Records from a collection of figures:
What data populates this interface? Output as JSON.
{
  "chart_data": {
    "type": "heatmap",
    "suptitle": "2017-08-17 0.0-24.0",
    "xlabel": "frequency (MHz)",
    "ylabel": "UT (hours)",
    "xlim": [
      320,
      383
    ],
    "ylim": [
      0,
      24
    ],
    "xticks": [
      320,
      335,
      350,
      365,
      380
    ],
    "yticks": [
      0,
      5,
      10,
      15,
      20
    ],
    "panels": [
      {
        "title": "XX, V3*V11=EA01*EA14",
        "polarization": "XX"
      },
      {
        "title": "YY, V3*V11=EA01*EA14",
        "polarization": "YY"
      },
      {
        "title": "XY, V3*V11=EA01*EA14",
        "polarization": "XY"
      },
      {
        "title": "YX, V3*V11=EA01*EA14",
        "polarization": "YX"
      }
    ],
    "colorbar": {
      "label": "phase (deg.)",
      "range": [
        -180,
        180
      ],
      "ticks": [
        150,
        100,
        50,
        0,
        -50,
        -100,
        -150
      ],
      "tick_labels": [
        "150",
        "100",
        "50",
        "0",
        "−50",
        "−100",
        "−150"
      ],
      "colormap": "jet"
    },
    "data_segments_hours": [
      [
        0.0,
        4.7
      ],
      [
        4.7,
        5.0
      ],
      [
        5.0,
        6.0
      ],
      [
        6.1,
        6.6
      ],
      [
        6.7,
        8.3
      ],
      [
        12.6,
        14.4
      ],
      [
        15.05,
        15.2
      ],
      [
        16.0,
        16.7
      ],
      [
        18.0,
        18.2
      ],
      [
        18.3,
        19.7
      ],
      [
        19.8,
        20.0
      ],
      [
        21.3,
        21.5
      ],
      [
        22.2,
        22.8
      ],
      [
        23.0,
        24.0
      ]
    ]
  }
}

Directions for this task >> Determine the number of lines in these entries that contain the word "polarization", and write only that number.

Complete output >> 4